Directions: Track down each line that has the word "JSON" and copy it.

>> start The data

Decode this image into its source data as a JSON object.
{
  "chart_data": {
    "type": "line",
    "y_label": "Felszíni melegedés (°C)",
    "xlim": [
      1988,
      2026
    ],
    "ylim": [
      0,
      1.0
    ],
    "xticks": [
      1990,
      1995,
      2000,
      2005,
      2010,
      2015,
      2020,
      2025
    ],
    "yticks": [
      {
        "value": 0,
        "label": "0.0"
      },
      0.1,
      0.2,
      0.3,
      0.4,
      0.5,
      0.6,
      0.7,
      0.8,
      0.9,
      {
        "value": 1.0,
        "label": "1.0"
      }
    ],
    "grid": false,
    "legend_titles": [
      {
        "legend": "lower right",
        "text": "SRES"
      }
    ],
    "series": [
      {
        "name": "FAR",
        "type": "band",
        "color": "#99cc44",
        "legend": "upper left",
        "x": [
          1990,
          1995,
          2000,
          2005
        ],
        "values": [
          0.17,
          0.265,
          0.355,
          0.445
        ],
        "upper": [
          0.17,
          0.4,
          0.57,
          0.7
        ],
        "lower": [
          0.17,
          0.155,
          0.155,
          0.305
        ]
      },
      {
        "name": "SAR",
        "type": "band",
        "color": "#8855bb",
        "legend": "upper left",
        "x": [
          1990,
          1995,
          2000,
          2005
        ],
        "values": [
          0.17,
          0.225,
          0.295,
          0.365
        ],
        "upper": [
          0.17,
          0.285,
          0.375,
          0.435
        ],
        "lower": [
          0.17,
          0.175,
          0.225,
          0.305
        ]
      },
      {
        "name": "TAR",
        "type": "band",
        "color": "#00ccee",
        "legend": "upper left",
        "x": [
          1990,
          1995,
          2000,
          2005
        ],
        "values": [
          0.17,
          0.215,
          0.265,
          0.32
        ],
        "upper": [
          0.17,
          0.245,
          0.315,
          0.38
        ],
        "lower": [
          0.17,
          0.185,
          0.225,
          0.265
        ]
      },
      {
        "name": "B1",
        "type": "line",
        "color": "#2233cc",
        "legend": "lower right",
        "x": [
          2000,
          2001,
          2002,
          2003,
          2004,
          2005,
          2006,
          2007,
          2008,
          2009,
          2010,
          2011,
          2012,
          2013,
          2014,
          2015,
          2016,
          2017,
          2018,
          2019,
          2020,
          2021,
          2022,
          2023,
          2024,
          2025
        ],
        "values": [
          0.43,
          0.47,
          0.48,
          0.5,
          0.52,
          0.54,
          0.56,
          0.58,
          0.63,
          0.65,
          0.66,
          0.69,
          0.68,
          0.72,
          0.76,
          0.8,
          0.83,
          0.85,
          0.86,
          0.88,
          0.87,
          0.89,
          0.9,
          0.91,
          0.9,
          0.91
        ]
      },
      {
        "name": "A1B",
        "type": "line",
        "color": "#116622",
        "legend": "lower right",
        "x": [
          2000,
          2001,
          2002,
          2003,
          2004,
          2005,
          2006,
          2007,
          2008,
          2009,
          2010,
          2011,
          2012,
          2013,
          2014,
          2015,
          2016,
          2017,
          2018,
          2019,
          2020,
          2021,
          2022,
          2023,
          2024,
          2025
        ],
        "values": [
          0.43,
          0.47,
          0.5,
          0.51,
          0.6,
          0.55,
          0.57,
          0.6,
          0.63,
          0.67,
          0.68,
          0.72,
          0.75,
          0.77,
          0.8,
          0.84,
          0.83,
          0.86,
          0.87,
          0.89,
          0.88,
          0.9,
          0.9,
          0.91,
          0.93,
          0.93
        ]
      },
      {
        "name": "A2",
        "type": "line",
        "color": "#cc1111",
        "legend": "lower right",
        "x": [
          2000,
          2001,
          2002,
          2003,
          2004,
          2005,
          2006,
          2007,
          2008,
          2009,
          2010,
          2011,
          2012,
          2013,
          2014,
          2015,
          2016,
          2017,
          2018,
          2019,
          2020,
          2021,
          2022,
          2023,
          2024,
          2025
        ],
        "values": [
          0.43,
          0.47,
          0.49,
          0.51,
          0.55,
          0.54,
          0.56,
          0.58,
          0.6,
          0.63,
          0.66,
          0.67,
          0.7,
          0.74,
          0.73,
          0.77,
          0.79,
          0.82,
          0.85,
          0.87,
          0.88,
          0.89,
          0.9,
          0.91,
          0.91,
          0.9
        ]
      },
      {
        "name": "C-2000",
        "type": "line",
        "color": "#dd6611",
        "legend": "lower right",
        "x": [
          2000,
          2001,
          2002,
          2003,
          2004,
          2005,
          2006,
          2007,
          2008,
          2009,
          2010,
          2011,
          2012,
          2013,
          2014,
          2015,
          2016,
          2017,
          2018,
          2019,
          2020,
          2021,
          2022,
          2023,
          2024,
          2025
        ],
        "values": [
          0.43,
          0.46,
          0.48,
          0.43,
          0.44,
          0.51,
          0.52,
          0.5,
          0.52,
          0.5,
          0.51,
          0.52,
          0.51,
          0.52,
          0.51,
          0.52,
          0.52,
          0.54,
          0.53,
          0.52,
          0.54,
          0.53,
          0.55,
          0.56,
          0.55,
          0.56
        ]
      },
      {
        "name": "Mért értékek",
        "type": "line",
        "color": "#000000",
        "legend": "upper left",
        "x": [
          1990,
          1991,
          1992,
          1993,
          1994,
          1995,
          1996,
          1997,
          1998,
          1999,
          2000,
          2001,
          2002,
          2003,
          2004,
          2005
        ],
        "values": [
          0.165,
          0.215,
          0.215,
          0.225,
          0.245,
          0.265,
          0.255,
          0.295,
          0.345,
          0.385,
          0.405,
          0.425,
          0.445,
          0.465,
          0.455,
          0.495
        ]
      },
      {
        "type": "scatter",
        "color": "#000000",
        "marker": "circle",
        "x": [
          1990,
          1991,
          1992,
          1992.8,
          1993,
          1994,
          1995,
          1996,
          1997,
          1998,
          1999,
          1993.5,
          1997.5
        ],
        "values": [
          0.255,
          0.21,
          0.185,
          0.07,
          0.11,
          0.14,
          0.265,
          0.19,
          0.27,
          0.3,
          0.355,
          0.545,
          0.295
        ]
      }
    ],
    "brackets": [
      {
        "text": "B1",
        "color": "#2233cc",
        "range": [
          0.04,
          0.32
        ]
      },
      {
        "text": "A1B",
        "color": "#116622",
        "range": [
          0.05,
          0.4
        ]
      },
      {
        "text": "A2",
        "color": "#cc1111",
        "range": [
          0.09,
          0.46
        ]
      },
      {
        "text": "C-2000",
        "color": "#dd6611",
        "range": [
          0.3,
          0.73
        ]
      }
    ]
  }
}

>> end The data
>> start The data

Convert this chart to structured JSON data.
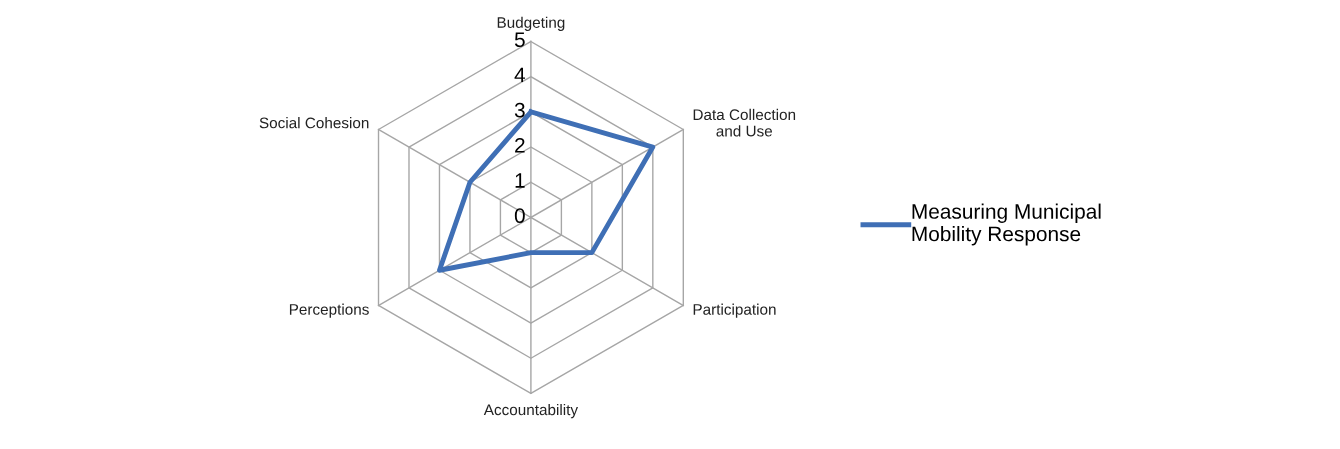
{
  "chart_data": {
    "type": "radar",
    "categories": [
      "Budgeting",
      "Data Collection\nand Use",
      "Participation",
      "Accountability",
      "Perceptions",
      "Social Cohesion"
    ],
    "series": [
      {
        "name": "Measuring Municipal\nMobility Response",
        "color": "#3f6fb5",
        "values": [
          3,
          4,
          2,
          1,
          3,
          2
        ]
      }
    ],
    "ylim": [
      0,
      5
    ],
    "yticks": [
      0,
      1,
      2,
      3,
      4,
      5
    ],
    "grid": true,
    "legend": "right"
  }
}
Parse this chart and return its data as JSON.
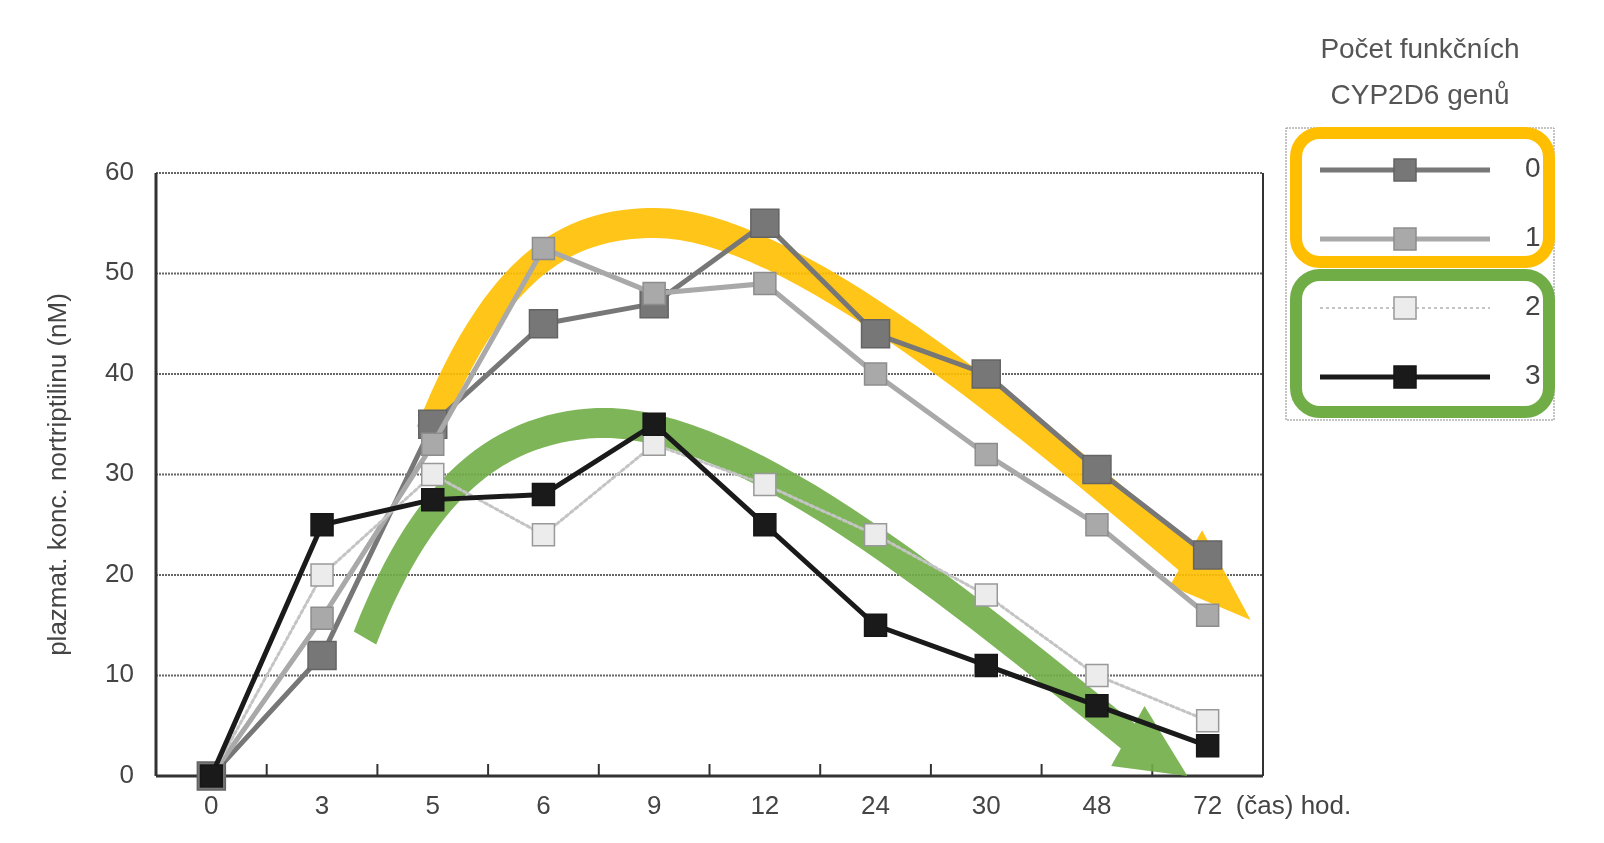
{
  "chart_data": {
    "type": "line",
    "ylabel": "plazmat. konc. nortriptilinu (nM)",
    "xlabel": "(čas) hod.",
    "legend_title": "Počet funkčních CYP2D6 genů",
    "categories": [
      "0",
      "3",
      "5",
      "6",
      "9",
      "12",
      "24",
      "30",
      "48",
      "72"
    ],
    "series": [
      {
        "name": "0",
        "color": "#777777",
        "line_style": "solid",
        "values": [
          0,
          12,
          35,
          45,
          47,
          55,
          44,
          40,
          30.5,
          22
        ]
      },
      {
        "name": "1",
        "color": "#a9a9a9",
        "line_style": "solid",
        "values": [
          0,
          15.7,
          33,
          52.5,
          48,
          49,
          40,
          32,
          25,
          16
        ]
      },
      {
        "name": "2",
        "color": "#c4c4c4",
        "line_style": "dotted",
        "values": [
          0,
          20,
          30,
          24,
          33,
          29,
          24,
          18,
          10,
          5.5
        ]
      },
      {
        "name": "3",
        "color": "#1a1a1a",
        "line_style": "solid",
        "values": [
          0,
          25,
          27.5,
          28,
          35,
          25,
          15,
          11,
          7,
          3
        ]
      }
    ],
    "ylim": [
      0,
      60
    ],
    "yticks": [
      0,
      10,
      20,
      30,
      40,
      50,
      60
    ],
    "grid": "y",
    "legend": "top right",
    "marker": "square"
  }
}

>> end The data

Answer in full:
Decode this image into its source data as a JSON object.
Convert this chart to structured JSON data.
Parse this chart and return its data as JSON.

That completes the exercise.